→ **TASK BRIEF**
Restate the whole listing exactly.

◆ ◆ ◆ ◆ ◆

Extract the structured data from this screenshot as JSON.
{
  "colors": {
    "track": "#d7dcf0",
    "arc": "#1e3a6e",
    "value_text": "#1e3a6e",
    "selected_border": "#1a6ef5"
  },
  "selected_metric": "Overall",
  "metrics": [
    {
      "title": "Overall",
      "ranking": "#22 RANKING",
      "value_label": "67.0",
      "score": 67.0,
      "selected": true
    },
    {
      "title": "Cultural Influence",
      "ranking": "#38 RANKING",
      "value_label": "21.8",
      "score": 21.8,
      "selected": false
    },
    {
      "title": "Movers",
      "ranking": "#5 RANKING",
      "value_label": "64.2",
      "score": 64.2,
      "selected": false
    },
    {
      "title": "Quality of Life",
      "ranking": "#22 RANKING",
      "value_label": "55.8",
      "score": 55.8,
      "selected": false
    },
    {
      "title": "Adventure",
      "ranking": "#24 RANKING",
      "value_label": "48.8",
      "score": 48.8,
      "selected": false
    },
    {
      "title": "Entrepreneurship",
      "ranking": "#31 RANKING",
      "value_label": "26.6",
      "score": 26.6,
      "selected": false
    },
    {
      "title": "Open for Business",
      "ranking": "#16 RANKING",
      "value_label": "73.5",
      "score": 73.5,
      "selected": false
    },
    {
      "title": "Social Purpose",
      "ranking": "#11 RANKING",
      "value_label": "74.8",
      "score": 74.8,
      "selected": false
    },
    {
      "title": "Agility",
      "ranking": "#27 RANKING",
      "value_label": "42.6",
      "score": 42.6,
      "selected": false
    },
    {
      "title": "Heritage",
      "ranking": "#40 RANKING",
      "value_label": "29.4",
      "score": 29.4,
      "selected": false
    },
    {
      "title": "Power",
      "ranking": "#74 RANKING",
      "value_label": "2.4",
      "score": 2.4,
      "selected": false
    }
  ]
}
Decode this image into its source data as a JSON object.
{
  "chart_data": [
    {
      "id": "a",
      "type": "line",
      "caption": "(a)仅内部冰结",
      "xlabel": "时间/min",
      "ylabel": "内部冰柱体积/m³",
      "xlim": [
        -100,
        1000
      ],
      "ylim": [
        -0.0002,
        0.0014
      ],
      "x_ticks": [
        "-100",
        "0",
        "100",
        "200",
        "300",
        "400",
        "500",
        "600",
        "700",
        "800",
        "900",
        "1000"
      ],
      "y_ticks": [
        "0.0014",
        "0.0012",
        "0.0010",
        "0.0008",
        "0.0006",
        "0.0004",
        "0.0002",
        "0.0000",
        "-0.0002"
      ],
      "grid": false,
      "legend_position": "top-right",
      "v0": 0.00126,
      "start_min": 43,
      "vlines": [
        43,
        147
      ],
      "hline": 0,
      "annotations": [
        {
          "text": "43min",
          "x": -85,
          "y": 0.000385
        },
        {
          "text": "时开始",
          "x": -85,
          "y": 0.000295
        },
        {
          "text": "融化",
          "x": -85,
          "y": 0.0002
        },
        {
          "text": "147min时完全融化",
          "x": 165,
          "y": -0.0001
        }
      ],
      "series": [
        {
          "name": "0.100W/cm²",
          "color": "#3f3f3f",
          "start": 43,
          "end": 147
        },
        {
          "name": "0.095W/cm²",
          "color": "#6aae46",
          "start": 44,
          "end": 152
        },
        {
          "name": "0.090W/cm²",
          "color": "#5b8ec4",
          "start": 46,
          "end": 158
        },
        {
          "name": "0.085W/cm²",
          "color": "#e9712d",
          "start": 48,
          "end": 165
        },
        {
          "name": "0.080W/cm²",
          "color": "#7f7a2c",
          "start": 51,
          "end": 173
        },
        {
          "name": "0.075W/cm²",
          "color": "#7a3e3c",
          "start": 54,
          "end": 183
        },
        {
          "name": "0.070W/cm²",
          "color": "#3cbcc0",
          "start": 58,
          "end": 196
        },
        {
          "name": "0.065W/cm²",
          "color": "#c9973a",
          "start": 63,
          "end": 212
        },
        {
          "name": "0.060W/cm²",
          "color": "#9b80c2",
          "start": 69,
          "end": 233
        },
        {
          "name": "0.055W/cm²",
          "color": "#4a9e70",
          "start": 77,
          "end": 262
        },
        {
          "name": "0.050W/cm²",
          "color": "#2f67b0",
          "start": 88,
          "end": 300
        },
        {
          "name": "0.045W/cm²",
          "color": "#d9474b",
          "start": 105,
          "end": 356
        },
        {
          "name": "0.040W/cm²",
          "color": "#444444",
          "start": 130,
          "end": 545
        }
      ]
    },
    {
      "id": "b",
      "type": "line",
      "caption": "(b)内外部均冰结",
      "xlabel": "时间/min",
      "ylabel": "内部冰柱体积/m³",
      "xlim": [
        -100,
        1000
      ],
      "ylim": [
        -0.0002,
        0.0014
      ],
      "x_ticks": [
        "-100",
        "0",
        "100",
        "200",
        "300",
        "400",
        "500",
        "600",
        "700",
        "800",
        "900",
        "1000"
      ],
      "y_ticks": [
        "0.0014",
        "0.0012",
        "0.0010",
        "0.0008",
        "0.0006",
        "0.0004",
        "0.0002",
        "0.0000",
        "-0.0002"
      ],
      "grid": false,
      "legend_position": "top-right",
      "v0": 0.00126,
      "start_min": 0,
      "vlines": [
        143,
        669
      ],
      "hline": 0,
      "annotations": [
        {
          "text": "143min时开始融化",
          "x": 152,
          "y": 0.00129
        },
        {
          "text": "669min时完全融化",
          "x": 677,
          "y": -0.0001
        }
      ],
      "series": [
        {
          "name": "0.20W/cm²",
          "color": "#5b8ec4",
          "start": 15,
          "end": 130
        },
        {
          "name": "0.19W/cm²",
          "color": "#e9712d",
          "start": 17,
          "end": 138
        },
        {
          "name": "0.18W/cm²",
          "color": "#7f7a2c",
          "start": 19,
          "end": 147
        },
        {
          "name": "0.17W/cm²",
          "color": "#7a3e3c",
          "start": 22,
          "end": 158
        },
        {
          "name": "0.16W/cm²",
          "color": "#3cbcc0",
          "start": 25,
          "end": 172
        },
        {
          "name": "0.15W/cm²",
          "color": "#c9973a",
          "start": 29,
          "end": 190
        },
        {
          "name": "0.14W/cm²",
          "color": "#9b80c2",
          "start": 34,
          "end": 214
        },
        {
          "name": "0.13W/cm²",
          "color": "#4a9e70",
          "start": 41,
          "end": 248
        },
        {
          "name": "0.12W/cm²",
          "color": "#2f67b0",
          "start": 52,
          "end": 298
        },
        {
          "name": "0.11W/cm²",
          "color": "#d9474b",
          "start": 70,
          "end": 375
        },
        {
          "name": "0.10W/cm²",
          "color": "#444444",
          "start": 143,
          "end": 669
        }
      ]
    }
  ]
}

◆ ◆ ◆ ◆ ◆

→ **WRITTEN REPLY**
Extract the structured data from this screenshot as JSON.
{
  "colors": {
    "track": "#d7dcf0",
    "arc": "#1e3a6e",
    "value_text": "#1e3a6e",
    "selected_border": "#1a6ef5"
  },
  "selected_metric": "Overall",
  "metrics": [
    {
      "title": "Overall",
      "ranking": "#22 RANKING",
      "value_label": "67.0",
      "score": 67.0,
      "selected": true
    },
    {
      "title": "Cultural Influence",
      "ranking": "#38 RANKING",
      "value_label": "21.8",
      "score": 21.8,
      "selected": false
    },
    {
      "title": "Movers",
      "ranking": "#5 RANKING",
      "value_label": "64.2",
      "score": 64.2,
      "selected": false
    },
    {
      "title": "Quality of Life",
      "ranking": "#22 RANKING",
      "value_label": "55.8",
      "score": 55.8,
      "selected": false
    },
    {
      "title": "Adventure",
      "ranking": "#24 RANKING",
      "value_label": "48.8",
      "score": 48.8,
      "selected": false
    },
    {
      "title": "Entrepreneurship",
      "ranking": "#31 RANKING",
      "value_label": "26.6",
      "score": 26.6,
      "selected": false
    },
    {
      "title": "Open for Business",
      "ranking": "#16 RANKING",
      "value_label": "73.5",
      "score": 73.5,
      "selected": false
    },
    {
      "title": "Social Purpose",
      "ranking": "#11 RANKING",
      "value_label": "74.8",
      "score": 74.8,
      "selected": false
    },
    {
      "title": "Agility",
      "ranking": "#27 RANKING",
      "value_label": "42.6",
      "score": 42.6,
      "selected": false
    },
    {
      "title": "Heritage",
      "ranking": "#40 RANKING",
      "value_label": "29.4",
      "score": 29.4,
      "selected": false
    },
    {
      "title": "Power",
      "ranking": "#74 RANKING",
      "value_label": "2.4",
      "score": 2.4,
      "selected": false
    }
  ]
}
Decode this image into its source data as a JSON object.
{
  "chart_data": [
    {
      "id": "a",
      "type": "line",
      "caption": "(a)仅内部冰结",
      "xlabel": "时间/min",
      "ylabel": "内部冰柱体积/m³",
      "xlim": [
        -100,
        1000
      ],
      "ylim": [
        -0.0002,
        0.0014
      ],
      "x_ticks": [
        "-100",
        "0",
        "100",
        "200",
        "300",
        "400",
        "500",
        "600",
        "700",
        "800",
        "900",
        "1000"
      ],
      "y_ticks": [
        "0.0014",
        "0.0012",
        "0.0010",
        "0.0008",
        "0.0006",
        "0.0004",
        "0.0002",
        "0.0000",
        "-0.0002"
      ],
      "grid": false,
      "legend_position": "top-right",
      "v0": 0.00126,
      "start_min": 43,
      "vlines": [
        43,
        147
      ],
      "hline": 0,
      "annotations": [
        {
          "text": "43min",
          "x": -85,
          "y": 0.000385
        },
        {
          "text": "时开始",
          "x": -85,
          "y": 0.000295
        },
        {
          "text": "融化",
          "x": -85,
          "y": 0.0002
        },
        {
          "text": "147min时完全融化",
          "x": 165,
          "y": -0.0001
        }
      ],
      "series": [
        {
          "name": "0.100W/cm²",
          "color": "#3f3f3f",
          "start": 43,
          "end": 147
        },
        {
          "name": "0.095W/cm²",
          "color": "#6aae46",
          "start": 44,
          "end": 152
        },
        {
          "name": "0.090W/cm²",
          "color": "#5b8ec4",
          "start": 46,
          "end": 158
        },
        {
          "name": "0.085W/cm²",
          "color": "#e9712d",
          "start": 48,
          "end": 165
        },
        {
          "name": "0.080W/cm²",
          "color": "#7f7a2c",
          "start": 51,
          "end": 173
        },
        {
          "name": "0.075W/cm²",
          "color": "#7a3e3c",
          "start": 54,
          "end": 183
        },
        {
          "name": "0.070W/cm²",
          "color": "#3cbcc0",
          "start": 58,
          "end": 196
        },
        {
          "name": "0.065W/cm²",
          "color": "#c9973a",
          "start": 63,
          "end": 212
        },
        {
          "name": "0.060W/cm²",
          "color": "#9b80c2",
          "start": 69,
          "end": 233
        },
        {
          "name": "0.055W/cm²",
          "color": "#4a9e70",
          "start": 77,
          "end": 262
        },
        {
          "name": "0.050W/cm²",
          "color": "#2f67b0",
          "start": 88,
          "end": 300
        },
        {
          "name": "0.045W/cm²",
          "color": "#d9474b",
          "start": 105,
          "end": 356
        },
        {
          "name": "0.040W/cm²",
          "color": "#444444",
          "start": 130,
          "end": 545
        }
      ]
    },
    {
      "id": "b",
      "type": "line",
      "caption": "(b)内外部均冰结",
      "xlabel": "时间/min",
      "ylabel": "内部冰柱体积/m³",
      "xlim": [
        -100,
        1000
      ],
      "ylim": [
        -0.0002,
        0.0014
      ],
      "x_ticks": [
        "-100",
        "0",
        "100",
        "200",
        "300",
        "400",
        "500",
        "600",
        "700",
        "800",
        "900",
        "1000"
      ],
      "y_ticks": [
        "0.0014",
        "0.0012",
        "0.0010",
        "0.0008",
        "0.0006",
        "0.0004",
        "0.0002",
        "0.0000",
        "-0.0002"
      ],
      "grid": false,
      "legend_position": "top-right",
      "v0": 0.00126,
      "start_min": 0,
      "vlines": [
        143,
        669
      ],
      "hline": 0,
      "annotations": [
        {
          "text": "143min时开始融化",
          "x": 152,
          "y": 0.00129
        },
        {
          "text": "669min时完全融化",
          "x": 677,
          "y": -0.0001
        }
      ],
      "series": [
        {
          "name": "0.20W/cm²",
          "color": "#5b8ec4",
          "start": 15,
          "end": 130
        },
        {
          "name": "0.19W/cm²",
          "color": "#e9712d",
          "start": 17,
          "end": 138
        },
        {
          "name": "0.18W/cm²",
          "color": "#7f7a2c",
          "start": 19,
          "end": 147
        },
        {
          "name": "0.17W/cm²",
          "color": "#7a3e3c",
          "start": 22,
          "end": 158
        },
        {
          "name": "0.16W/cm²",
          "color": "#3cbcc0",
          "start": 25,
          "end": 172
        },
        {
          "name": "0.15W/cm²",
          "color": "#c9973a",
          "start": 29,
          "end": 190
        },
        {
          "name": "0.14W/cm²",
          "color": "#9b80c2",
          "start": 34,
          "end": 214
        },
        {
          "name": "0.13W/cm²",
          "color": "#4a9e70",
          "start": 41,
          "end": 248
        },
        {
          "name": "0.12W/cm²",
          "color": "#2f67b0",
          "start": 52,
          "end": 298
        },
        {
          "name": "0.11W/cm²",
          "color": "#d9474b",
          "start": 70,
          "end": 375
        },
        {
          "name": "0.10W/cm²",
          "color": "#444444",
          "start": 143,
          "end": 669
        }
      ]
    }
  ]
}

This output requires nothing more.